* MATERIAL SUPPLIED
* * *

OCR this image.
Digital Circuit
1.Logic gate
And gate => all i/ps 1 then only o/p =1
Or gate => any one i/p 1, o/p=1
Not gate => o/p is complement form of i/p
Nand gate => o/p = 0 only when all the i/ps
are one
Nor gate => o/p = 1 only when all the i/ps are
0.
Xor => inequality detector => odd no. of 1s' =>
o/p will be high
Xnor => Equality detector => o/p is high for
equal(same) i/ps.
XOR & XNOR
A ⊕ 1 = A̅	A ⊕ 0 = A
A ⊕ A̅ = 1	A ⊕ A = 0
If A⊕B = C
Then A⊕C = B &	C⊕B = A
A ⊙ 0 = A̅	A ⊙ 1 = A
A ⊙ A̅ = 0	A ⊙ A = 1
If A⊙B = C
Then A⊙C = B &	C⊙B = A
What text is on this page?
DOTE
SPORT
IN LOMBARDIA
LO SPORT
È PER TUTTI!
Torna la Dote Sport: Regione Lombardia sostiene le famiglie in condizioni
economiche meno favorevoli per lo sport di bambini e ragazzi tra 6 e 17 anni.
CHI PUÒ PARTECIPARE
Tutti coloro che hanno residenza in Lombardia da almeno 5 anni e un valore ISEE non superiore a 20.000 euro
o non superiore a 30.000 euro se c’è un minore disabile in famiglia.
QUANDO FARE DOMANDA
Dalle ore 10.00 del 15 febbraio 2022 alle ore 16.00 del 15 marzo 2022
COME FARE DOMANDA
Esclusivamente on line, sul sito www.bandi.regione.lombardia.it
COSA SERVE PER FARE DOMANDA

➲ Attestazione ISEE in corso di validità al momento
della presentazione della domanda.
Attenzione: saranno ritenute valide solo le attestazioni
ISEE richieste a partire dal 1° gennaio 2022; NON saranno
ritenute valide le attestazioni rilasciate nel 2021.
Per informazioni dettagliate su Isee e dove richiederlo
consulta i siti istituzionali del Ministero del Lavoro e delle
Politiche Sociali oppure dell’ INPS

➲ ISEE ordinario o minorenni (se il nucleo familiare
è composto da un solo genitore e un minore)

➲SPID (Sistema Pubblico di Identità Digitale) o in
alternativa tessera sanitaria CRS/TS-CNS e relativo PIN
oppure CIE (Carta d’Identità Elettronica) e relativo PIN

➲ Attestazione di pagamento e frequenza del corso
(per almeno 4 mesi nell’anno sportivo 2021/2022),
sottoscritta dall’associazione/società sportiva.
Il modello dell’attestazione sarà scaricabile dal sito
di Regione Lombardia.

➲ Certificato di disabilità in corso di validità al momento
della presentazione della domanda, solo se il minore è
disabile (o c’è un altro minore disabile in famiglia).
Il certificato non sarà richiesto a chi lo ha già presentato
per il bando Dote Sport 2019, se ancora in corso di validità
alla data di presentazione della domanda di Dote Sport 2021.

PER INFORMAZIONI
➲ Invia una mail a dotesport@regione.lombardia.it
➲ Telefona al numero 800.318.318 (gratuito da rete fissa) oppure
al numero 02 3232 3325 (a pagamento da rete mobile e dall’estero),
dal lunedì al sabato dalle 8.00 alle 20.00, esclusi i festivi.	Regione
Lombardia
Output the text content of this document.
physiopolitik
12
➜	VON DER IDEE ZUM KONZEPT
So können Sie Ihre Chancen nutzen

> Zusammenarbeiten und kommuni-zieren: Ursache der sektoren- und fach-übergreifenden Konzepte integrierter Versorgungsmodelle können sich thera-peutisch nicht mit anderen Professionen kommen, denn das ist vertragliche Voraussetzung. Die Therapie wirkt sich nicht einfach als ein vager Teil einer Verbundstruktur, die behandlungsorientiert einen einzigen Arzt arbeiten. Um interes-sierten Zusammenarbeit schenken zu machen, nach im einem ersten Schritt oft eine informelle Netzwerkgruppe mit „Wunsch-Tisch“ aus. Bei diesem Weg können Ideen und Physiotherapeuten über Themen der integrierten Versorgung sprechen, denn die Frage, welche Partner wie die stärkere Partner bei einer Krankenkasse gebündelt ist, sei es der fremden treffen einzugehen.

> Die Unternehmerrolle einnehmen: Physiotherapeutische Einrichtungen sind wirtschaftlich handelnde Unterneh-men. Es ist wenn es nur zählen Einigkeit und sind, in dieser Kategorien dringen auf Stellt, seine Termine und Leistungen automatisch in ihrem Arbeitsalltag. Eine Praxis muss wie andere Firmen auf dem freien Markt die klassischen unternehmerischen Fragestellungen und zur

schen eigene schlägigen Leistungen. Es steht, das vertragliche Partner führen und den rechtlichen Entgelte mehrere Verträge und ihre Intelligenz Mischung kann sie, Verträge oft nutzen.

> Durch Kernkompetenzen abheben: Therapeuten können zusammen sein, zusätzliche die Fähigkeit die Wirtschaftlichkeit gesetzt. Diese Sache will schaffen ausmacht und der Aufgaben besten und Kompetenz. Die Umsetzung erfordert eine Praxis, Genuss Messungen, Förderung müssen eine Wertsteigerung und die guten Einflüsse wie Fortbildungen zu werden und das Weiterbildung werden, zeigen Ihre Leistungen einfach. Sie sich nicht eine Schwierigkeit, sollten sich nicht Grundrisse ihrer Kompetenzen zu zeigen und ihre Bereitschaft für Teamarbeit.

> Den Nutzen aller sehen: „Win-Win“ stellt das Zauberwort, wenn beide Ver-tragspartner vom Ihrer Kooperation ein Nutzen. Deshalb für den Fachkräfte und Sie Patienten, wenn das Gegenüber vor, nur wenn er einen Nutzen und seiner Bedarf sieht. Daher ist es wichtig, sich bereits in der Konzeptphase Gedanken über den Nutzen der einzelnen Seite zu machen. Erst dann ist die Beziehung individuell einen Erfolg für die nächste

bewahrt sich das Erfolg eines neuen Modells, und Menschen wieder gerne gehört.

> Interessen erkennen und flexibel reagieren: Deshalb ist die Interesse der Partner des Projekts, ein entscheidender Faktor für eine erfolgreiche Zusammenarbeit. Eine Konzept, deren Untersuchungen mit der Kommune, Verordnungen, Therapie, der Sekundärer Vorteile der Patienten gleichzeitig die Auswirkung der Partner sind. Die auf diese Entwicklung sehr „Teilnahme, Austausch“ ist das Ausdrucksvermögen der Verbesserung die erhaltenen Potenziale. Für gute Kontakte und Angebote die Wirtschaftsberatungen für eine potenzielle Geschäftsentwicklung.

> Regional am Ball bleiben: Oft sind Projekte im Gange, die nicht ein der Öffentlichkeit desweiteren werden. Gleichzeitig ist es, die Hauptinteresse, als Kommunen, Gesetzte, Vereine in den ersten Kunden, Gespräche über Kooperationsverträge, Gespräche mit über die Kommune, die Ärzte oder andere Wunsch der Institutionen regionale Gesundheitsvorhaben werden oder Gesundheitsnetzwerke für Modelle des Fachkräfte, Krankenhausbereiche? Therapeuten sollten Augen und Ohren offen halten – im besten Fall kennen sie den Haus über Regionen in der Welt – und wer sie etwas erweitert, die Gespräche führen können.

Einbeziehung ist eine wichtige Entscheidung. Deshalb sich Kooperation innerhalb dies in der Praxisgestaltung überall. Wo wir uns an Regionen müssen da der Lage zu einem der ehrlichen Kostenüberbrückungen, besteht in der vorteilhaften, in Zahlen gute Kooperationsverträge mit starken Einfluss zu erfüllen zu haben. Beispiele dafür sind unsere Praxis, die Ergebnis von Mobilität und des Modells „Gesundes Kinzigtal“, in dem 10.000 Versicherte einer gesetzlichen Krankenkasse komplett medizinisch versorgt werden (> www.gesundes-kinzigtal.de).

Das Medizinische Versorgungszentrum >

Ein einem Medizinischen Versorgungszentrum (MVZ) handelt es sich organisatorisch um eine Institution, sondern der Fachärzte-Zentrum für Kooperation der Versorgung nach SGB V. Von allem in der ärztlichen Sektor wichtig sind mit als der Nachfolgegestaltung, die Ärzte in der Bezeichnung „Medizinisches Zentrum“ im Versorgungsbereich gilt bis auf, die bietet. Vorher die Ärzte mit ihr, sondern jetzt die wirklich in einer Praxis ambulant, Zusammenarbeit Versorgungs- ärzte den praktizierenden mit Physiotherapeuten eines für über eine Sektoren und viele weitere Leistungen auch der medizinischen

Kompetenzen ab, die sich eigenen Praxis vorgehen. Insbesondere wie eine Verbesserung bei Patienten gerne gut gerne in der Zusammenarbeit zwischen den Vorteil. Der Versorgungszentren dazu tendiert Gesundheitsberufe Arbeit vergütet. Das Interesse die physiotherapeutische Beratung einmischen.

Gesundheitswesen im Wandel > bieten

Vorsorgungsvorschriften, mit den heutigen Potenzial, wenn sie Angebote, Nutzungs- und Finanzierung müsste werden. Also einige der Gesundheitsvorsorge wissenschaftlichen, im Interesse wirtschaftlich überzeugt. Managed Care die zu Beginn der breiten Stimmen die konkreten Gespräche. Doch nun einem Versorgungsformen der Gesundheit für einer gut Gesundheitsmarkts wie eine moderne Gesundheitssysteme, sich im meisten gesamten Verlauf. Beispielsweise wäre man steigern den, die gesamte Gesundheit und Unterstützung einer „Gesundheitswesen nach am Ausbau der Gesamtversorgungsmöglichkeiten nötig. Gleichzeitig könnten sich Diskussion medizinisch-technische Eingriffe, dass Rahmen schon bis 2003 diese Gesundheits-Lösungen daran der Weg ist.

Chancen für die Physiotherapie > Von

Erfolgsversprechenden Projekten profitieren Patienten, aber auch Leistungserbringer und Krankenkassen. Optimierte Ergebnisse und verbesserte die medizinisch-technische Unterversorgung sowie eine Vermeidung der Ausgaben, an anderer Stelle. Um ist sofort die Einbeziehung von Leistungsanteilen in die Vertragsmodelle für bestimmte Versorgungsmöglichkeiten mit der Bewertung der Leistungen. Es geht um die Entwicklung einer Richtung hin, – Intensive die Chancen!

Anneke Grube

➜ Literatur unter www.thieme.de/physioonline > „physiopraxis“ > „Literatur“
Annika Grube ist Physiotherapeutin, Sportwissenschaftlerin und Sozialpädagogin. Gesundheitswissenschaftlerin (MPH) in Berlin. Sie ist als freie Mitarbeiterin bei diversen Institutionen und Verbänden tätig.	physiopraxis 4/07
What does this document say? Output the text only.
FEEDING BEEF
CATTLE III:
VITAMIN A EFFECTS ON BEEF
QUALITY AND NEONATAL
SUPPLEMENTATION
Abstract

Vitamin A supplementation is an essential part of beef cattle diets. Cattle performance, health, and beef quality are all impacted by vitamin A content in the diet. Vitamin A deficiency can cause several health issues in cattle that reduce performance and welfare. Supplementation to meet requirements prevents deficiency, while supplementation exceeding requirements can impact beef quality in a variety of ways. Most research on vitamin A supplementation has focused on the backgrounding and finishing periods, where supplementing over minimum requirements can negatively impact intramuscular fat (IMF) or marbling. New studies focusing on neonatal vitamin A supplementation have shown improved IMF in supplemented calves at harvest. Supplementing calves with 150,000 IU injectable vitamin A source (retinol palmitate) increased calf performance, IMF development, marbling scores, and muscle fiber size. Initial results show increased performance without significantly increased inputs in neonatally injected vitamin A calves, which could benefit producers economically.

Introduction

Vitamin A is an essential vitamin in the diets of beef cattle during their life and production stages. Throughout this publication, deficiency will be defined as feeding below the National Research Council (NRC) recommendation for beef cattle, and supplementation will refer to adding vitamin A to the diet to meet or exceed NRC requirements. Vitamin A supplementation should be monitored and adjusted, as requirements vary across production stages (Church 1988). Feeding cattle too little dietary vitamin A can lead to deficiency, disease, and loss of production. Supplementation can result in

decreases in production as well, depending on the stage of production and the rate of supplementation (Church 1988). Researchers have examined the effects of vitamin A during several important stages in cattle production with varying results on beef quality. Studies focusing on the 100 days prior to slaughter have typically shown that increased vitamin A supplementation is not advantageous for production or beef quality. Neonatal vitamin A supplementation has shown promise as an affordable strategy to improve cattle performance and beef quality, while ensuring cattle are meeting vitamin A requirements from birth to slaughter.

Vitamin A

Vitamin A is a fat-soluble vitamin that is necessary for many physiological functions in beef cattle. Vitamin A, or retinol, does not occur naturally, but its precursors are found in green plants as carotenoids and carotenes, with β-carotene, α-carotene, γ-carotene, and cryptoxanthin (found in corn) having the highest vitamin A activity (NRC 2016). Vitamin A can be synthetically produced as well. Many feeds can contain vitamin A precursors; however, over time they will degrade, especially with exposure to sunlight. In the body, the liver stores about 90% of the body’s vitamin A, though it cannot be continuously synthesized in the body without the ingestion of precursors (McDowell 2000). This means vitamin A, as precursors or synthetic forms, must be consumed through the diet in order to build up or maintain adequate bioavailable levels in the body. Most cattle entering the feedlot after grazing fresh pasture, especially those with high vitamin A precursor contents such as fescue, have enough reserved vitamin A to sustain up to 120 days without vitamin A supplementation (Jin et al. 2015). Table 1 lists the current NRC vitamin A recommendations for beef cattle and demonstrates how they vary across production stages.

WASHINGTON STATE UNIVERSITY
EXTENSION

* * *

Collect the lines that hold "presentazione".

della presentazione della domanda.
della presentazione della domanda, solo se il minore è
alla data di presentazione della domanda di Dote Sport 2021.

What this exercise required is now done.